----- RECORDS TO USE -----
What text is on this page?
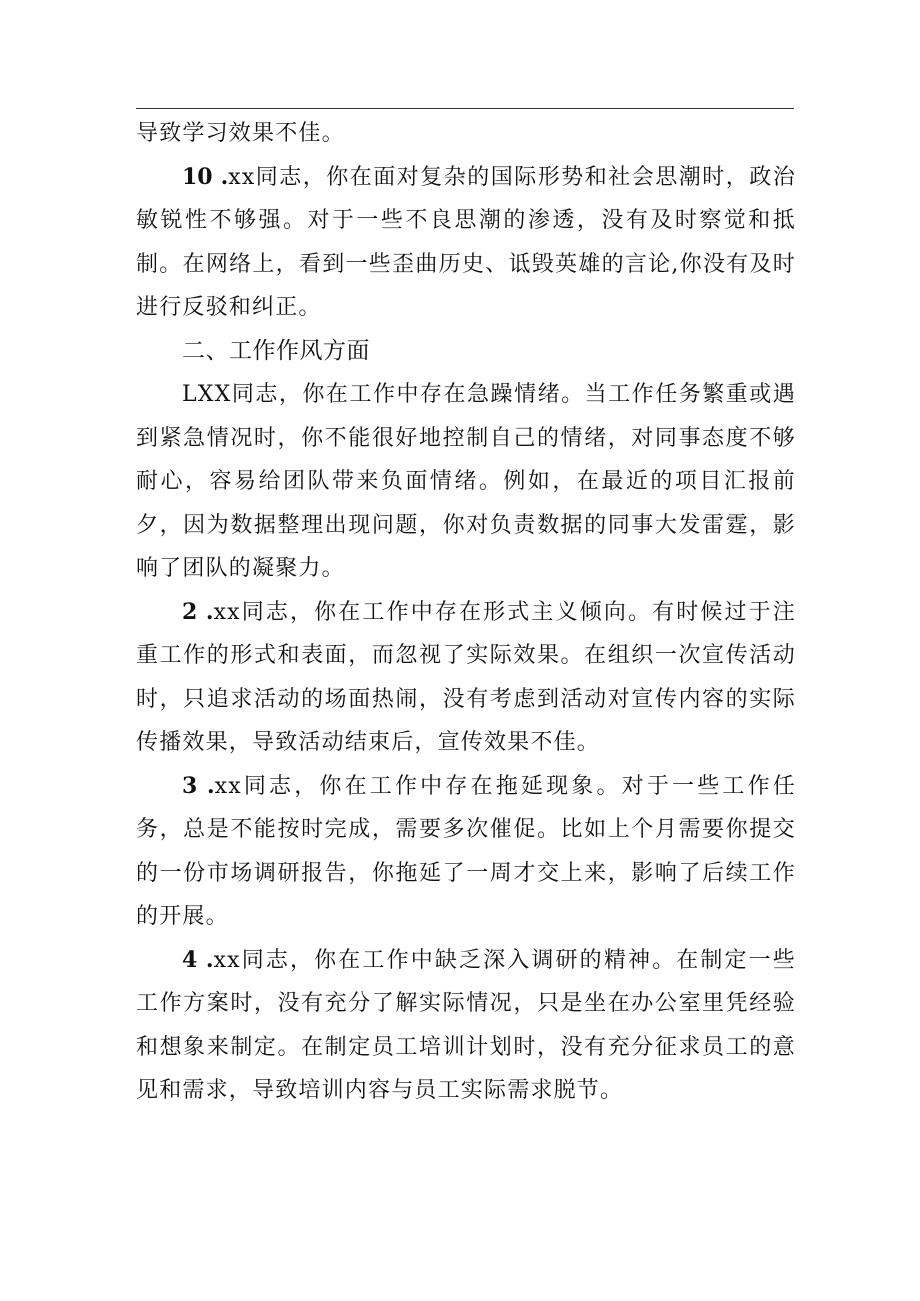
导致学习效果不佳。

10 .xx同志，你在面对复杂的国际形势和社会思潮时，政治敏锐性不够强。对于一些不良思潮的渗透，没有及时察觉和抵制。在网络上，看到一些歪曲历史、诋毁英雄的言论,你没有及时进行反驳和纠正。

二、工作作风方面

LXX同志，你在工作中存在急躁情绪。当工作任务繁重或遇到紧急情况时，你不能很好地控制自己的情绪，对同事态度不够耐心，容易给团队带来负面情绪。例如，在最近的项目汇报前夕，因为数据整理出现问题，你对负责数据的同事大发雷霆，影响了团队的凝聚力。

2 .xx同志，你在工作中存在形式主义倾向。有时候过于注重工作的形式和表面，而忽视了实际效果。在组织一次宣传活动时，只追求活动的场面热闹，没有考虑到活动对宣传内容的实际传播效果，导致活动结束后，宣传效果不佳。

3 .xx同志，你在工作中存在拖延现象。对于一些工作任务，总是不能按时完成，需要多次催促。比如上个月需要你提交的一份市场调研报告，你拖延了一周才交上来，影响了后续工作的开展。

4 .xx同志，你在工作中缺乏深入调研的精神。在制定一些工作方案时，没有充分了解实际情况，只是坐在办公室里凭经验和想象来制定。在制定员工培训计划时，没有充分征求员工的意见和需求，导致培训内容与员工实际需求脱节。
-----
_THE TASK_:
Transcribe every record above exactly as written, leaving out any pictures.

_SOLUTION FOR THIS TASK_:
What text is on this page?
导致学习效果不佳。

10 .xx同志，你在面对复杂的国际形势和社会思潮时，政治敏锐性不够强。对于一些不良思潮的渗透，没有及时察觉和抵制。在网络上，看到一些歪曲历史、诋毁英雄的言论,你没有及时进行反驳和纠正。

二、工作作风方面

LXX同志，你在工作中存在急躁情绪。当工作任务繁重或遇到紧急情况时，你不能很好地控制自己的情绪，对同事态度不够耐心，容易给团队带来负面情绪。例如，在最近的项目汇报前夕，因为数据整理出现问题，你对负责数据的同事大发雷霆，影响了团队的凝聚力。

2 .xx同志，你在工作中存在形式主义倾向。有时候过于注重工作的形式和表面，而忽视了实际效果。在组织一次宣传活动时，只追求活动的场面热闹，没有考虑到活动对宣传内容的实际传播效果，导致活动结束后，宣传效果不佳。

3 .xx同志，你在工作中存在拖延现象。对于一些工作任务，总是不能按时完成，需要多次催促。比如上个月需要你提交的一份市场调研报告，你拖延了一周才交上来，影响了后续工作的开展。

4 .xx同志，你在工作中缺乏深入调研的精神。在制定一些工作方案时，没有充分了解实际情况，只是坐在办公室里凭经验和想象来制定。在制定员工培训计划时，没有充分征求员工的意见和需求，导致培训内容与员工实际需求脱节。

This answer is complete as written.